Job:
Check each line for the word "title" and report how many have it. Give nothing else.

[Records that describe figures]
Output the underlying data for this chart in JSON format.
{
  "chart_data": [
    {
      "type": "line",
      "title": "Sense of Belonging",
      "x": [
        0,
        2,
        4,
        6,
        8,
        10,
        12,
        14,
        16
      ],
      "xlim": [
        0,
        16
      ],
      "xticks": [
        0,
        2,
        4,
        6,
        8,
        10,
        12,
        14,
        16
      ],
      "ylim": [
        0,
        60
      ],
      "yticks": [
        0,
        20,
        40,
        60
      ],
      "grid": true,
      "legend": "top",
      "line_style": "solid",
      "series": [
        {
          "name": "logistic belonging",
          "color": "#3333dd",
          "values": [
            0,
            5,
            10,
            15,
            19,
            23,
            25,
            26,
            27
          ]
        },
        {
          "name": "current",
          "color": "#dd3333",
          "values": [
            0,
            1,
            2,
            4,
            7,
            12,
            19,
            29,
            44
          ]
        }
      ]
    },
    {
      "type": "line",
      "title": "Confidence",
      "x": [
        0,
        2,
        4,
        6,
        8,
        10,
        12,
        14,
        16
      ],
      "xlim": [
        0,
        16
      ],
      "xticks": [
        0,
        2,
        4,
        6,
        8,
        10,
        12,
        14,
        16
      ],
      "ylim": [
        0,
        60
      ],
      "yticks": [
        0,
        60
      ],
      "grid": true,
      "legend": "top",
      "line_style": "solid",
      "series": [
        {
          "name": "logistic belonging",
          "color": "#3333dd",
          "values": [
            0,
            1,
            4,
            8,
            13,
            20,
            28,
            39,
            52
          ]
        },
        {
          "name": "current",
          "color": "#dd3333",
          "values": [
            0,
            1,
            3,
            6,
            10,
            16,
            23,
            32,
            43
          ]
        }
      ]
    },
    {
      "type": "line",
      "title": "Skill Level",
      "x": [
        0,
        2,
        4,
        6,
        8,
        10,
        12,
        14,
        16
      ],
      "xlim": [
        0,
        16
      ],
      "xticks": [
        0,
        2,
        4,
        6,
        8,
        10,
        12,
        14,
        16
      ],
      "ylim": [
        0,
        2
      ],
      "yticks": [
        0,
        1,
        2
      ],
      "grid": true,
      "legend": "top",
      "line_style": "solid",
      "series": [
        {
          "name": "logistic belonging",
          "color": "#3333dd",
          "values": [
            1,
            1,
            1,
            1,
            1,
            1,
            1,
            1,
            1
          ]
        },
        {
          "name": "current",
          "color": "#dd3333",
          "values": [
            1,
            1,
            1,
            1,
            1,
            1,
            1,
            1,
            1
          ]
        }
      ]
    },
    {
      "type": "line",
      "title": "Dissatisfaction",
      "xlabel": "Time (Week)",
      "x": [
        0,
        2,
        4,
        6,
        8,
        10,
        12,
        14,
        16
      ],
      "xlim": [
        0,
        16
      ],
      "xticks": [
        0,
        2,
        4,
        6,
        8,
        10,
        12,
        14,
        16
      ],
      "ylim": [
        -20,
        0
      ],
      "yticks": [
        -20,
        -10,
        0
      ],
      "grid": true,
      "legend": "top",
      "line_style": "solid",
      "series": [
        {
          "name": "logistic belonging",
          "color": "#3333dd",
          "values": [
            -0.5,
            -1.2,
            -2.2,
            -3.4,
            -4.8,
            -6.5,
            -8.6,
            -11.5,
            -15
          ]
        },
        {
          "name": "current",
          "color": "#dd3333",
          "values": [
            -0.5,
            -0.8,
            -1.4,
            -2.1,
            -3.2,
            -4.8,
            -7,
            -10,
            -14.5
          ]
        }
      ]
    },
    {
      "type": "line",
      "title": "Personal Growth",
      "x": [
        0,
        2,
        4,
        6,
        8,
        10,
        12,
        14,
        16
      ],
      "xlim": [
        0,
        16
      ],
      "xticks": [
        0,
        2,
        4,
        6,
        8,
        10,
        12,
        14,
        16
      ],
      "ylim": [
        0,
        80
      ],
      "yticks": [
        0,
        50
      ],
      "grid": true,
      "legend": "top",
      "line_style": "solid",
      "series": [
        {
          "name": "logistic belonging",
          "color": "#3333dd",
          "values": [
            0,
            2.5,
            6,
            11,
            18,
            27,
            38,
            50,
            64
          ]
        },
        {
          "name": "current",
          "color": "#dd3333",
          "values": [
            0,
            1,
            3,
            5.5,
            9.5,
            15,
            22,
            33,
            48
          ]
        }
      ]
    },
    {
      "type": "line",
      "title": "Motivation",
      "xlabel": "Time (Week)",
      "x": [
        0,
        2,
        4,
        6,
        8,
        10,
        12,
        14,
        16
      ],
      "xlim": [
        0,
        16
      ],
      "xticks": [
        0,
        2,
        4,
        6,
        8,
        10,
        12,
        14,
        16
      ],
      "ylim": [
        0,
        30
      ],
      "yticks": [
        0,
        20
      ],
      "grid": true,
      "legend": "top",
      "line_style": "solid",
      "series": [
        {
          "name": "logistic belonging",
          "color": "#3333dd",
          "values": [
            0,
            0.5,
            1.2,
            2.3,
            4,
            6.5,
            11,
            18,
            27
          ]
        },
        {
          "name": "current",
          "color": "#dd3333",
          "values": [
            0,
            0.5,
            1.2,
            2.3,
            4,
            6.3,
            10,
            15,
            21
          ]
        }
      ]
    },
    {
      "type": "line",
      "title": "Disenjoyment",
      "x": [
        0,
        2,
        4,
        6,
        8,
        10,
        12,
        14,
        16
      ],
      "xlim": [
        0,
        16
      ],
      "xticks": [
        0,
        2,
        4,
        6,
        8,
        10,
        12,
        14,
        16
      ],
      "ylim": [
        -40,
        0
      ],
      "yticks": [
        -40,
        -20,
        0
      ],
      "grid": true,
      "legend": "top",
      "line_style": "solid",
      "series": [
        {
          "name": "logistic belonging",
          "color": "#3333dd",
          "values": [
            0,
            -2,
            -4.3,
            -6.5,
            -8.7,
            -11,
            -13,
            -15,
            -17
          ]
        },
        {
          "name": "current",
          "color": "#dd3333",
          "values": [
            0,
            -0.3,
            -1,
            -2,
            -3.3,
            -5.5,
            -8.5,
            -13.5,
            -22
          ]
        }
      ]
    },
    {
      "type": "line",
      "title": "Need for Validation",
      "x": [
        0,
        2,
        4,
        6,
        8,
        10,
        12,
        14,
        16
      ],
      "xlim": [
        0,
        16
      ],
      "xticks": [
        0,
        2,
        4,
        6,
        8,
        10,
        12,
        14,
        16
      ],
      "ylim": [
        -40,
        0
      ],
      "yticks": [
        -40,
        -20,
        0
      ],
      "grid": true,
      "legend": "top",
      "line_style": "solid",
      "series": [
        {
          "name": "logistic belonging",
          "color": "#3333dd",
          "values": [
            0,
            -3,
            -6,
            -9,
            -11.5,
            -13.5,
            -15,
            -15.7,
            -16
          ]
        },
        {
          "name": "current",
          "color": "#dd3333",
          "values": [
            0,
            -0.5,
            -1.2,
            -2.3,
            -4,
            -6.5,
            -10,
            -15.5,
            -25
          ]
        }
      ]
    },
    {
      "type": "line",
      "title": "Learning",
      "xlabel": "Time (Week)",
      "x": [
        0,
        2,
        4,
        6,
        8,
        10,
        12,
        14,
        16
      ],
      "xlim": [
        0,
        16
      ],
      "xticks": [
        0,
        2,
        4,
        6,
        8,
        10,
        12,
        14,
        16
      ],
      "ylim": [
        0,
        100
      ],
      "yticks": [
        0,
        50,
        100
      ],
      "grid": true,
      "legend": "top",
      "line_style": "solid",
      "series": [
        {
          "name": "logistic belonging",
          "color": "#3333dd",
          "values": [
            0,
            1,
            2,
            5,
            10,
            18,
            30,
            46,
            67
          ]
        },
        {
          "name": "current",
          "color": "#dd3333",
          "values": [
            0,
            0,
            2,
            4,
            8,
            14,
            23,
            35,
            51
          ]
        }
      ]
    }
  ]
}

Answer for this exercise:
9